▸ **Instructions for the task**
Gather up the lines with the word "possible" in them.
Start Extracted data
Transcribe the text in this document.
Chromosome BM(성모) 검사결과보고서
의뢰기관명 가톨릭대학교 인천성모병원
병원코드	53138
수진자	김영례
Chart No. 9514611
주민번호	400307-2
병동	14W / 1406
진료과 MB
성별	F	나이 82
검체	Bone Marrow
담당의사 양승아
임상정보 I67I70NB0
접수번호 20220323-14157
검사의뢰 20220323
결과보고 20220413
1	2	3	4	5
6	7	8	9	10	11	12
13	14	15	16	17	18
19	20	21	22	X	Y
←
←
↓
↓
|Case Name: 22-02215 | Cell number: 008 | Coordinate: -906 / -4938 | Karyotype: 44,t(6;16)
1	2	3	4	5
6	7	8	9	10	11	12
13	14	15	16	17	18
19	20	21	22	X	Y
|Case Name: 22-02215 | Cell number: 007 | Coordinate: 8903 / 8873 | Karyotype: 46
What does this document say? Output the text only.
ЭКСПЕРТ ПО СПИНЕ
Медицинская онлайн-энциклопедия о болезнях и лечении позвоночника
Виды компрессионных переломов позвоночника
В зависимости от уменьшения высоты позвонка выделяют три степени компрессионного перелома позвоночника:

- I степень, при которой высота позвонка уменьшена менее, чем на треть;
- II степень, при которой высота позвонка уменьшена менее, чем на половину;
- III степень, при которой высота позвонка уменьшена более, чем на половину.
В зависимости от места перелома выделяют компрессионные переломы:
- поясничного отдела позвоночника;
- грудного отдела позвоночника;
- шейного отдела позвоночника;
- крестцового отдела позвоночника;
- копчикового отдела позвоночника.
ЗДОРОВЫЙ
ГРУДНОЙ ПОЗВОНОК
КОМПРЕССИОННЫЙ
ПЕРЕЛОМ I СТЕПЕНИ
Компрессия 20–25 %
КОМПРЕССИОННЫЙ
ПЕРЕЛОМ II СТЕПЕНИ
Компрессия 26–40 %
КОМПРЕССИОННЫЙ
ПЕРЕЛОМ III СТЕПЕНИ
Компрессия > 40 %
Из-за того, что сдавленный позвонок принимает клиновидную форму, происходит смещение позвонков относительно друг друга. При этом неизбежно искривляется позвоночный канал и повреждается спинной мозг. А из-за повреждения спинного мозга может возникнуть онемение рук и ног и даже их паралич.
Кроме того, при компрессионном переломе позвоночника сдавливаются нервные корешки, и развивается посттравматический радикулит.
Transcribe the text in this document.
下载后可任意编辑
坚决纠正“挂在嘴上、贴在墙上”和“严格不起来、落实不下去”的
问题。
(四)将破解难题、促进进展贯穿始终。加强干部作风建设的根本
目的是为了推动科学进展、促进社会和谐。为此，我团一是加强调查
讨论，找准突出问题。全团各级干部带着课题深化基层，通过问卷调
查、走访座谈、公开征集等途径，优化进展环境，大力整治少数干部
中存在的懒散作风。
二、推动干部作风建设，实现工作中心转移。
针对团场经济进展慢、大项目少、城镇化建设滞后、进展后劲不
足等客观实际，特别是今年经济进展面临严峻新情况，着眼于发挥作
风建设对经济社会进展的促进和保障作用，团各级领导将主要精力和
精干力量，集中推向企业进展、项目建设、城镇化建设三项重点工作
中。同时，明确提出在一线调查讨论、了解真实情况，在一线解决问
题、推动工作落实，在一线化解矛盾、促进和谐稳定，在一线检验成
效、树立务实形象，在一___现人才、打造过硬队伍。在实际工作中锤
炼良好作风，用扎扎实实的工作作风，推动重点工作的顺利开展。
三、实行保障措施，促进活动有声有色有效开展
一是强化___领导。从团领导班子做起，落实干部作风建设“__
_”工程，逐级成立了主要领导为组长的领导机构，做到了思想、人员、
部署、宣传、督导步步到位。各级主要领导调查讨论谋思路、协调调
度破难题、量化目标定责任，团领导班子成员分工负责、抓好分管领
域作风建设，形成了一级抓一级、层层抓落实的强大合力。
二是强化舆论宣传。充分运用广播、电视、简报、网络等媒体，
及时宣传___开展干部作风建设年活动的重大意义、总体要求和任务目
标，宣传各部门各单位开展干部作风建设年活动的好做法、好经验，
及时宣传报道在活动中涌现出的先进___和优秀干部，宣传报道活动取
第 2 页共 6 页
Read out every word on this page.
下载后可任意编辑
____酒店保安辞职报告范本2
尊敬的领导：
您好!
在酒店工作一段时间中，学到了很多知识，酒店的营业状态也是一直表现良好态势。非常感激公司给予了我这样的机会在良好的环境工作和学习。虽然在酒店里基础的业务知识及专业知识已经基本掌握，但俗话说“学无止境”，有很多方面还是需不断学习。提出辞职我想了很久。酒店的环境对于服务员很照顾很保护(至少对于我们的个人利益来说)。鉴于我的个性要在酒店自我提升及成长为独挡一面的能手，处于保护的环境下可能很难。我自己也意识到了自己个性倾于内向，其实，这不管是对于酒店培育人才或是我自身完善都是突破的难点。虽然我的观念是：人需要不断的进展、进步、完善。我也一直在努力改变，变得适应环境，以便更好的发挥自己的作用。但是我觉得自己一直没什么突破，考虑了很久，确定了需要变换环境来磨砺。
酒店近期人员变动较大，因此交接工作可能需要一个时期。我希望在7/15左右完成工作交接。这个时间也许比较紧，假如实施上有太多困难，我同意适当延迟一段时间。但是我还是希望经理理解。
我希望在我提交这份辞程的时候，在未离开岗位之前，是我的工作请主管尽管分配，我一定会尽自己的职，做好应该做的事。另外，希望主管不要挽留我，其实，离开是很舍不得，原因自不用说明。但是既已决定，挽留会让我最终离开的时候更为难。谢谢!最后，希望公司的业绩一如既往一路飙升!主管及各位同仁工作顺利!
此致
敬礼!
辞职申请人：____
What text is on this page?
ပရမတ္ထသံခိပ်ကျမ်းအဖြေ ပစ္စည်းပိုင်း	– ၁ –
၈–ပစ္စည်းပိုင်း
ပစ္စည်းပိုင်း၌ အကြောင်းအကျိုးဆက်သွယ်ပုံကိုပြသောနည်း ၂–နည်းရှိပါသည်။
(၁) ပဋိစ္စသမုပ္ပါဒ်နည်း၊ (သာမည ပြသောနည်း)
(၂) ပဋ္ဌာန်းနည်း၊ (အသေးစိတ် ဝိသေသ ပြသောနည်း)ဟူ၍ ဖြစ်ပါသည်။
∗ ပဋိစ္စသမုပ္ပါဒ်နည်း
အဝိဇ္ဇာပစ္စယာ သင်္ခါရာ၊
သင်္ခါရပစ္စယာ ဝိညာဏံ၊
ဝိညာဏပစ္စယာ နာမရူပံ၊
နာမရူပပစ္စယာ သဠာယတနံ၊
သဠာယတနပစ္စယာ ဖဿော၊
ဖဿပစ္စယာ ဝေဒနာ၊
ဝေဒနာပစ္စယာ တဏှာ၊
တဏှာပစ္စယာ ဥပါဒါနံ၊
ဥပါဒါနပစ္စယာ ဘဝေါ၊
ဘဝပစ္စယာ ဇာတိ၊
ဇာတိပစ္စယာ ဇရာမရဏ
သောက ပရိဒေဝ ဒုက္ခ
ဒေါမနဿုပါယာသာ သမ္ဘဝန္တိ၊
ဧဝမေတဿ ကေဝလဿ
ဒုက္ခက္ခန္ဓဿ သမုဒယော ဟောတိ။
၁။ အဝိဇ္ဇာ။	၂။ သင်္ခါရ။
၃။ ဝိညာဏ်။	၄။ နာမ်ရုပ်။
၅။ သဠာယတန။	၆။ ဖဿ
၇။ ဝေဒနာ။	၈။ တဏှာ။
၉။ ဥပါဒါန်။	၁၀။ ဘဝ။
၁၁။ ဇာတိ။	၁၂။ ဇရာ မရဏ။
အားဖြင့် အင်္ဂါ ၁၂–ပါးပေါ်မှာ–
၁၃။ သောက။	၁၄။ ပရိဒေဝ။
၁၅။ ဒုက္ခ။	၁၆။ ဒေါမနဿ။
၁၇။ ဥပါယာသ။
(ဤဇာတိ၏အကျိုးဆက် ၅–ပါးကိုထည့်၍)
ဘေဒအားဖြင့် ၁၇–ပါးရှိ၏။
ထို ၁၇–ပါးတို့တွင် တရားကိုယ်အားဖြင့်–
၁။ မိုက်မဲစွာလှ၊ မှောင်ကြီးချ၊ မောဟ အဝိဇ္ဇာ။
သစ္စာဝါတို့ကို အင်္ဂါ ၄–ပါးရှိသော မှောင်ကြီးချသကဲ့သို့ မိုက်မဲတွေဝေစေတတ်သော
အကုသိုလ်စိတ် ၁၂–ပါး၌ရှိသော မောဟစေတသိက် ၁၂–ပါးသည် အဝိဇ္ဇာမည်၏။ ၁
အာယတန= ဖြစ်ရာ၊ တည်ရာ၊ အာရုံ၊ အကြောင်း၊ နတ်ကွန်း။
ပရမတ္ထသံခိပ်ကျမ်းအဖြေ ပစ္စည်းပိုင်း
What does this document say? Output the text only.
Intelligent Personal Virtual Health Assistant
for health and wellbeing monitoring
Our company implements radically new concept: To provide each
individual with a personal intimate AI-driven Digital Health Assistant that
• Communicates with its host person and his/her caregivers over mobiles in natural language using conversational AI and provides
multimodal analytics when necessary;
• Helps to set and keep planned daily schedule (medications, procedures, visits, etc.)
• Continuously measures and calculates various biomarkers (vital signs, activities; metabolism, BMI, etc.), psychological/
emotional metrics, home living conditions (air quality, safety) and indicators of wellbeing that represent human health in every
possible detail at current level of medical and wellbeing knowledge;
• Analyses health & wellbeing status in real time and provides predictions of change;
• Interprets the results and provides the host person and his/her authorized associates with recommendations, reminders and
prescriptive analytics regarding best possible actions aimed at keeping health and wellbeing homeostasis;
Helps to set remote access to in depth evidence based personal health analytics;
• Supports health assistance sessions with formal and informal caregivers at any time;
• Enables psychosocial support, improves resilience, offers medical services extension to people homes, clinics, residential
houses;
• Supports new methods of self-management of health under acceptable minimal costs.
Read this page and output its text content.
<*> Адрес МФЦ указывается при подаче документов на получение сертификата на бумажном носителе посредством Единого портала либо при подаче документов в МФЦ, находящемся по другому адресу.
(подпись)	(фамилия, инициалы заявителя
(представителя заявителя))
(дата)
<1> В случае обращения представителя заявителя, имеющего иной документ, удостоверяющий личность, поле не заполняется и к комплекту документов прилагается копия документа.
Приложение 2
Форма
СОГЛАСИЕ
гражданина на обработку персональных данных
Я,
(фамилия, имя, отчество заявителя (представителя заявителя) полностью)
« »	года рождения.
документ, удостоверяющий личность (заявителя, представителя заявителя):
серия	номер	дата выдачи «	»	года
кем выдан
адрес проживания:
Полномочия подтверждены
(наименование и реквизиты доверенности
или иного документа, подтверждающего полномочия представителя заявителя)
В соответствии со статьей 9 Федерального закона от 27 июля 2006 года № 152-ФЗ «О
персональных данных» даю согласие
End Extracted data
▸ **Answer for the task**
possible detail at current level of medical and wellbeing knowledge;
prescriptive analytics regarding best possible actions aimed at keeping health and wellbeing homeostasis;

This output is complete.